Stored data:
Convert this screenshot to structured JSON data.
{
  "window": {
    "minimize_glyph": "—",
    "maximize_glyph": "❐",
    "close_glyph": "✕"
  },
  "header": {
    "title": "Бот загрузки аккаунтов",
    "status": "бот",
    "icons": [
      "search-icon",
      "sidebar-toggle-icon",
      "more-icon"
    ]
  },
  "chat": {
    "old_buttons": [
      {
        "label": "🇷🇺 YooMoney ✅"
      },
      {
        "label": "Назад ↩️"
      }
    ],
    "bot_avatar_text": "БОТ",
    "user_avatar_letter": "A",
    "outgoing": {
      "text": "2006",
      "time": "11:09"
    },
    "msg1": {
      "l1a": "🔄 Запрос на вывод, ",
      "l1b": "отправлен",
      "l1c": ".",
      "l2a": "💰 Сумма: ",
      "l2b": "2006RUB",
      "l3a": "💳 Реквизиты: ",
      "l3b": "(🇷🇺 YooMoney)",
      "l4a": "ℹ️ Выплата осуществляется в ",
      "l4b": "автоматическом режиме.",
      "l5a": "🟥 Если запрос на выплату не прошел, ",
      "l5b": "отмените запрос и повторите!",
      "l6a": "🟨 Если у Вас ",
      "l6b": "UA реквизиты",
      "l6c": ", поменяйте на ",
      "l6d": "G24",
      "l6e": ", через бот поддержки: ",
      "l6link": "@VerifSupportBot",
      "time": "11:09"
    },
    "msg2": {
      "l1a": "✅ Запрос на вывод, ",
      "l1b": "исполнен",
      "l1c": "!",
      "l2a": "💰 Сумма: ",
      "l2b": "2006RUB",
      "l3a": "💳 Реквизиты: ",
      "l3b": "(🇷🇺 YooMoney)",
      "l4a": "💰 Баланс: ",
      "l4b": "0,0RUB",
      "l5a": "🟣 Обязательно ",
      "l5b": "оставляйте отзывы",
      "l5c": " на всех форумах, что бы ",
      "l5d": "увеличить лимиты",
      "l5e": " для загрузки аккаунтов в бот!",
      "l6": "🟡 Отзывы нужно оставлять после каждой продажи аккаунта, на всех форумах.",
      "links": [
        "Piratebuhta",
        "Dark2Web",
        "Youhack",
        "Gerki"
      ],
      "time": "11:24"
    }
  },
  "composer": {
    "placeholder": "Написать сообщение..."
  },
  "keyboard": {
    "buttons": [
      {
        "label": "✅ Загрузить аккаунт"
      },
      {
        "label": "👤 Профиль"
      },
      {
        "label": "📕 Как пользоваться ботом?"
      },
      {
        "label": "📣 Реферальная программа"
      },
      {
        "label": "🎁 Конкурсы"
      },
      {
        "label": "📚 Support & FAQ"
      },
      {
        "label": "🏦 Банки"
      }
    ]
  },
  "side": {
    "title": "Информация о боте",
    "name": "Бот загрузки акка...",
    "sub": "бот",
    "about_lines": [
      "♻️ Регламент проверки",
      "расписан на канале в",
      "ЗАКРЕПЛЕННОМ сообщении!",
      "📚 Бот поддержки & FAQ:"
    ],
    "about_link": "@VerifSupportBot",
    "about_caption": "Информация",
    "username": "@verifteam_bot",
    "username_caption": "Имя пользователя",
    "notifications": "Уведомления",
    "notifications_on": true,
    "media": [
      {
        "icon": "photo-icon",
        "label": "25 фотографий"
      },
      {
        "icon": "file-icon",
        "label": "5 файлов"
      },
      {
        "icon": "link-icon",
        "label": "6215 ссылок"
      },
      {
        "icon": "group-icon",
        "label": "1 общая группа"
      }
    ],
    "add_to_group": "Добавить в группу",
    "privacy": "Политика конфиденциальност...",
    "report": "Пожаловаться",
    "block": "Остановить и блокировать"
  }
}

- [Challenge]:
Nothing in the listing may be changed; retype it all exactly.

- [Response to this exercise]:
Convert this screenshot to structured JSON data.
{
  "window": {
    "minimize_glyph": "—",
    "maximize_glyph": "❐",
    "close_glyph": "✕"
  },
  "header": {
    "title": "Бот загрузки аккаунтов",
    "status": "бот",
    "icons": [
      "search-icon",
      "sidebar-toggle-icon",
      "more-icon"
    ]
  },
  "chat": {
    "old_buttons": [
      {
        "label": "🇷🇺 YooMoney ✅"
      },
      {
        "label": "Назад ↩️"
      }
    ],
    "bot_avatar_text": "БОТ",
    "user_avatar_letter": "A",
    "outgoing": {
      "text": "2006",
      "time": "11:09"
    },
    "msg1": {
      "l1a": "🔄 Запрос на вывод, ",
      "l1b": "отправлен",
      "l1c": ".",
      "l2a": "💰 Сумма: ",
      "l2b": "2006RUB",
      "l3a": "💳 Реквизиты: ",
      "l3b": "(🇷🇺 YooMoney)",
      "l4a": "ℹ️ Выплата осуществляется в ",
      "l4b": "автоматическом режиме.",
      "l5a": "🟥 Если запрос на выплату не прошел, ",
      "l5b": "отмените запрос и повторите!",
      "l6a": "🟨 Если у Вас ",
      "l6b": "UA реквизиты",
      "l6c": ", поменяйте на ",
      "l6d": "G24",
      "l6e": ", через бот поддержки: ",
      "l6link": "@VerifSupportBot",
      "time": "11:09"
    },
    "msg2": {
      "l1a": "✅ Запрос на вывод, ",
      "l1b": "исполнен",
      "l1c": "!",
      "l2a": "💰 Сумма: ",
      "l2b": "2006RUB",
      "l3a": "💳 Реквизиты: ",
      "l3b": "(🇷🇺 YooMoney)",
      "l4a": "💰 Баланс: ",
      "l4b": "0,0RUB",
      "l5a": "🟣 Обязательно ",
      "l5b": "оставляйте отзывы",
      "l5c": " на всех форумах, что бы ",
      "l5d": "увеличить лимиты",
      "l5e": " для загрузки аккаунтов в бот!",
      "l6": "🟡 Отзывы нужно оставлять после каждой продажи аккаунта, на всех форумах.",
      "links": [
        "Piratebuhta",
        "Dark2Web",
        "Youhack",
        "Gerki"
      ],
      "time": "11:24"
    }
  },
  "composer": {
    "placeholder": "Написать сообщение..."
  },
  "keyboard": {
    "buttons": [
      {
        "label": "✅ Загрузить аккаунт"
      },
      {
        "label": "👤 Профиль"
      },
      {
        "label": "📕 Как пользоваться ботом?"
      },
      {
        "label": "📣 Реферальная программа"
      },
      {
        "label": "🎁 Конкурсы"
      },
      {
        "label": "📚 Support & FAQ"
      },
      {
        "label": "🏦 Банки"
      }
    ]
  },
  "side": {
    "title": "Информация о боте",
    "name": "Бот загрузки акка...",
    "sub": "бот",
    "about_lines": [
      "♻️ Регламент проверки",
      "расписан на канале в",
      "ЗАКРЕПЛЕННОМ сообщении!",
      "📚 Бот поддержки & FAQ:"
    ],
    "about_link": "@VerifSupportBot",
    "about_caption": "Информация",
    "username": "@verifteam_bot",
    "username_caption": "Имя пользователя",
    "notifications": "Уведомления",
    "notifications_on": true,
    "media": [
      {
        "icon": "photo-icon",
        "label": "25 фотографий"
      },
      {
        "icon": "file-icon",
        "label": "5 файлов"
      },
      {
        "icon": "link-icon",
        "label": "6215 ссылок"
      },
      {
        "icon": "group-icon",
        "label": "1 общая группа"
      }
    ],
    "add_to_group": "Добавить в группу",
    "privacy": "Политика конфиденциальност...",
    "report": "Пожаловаться",
    "block": "Остановить и блокировать"
  }
}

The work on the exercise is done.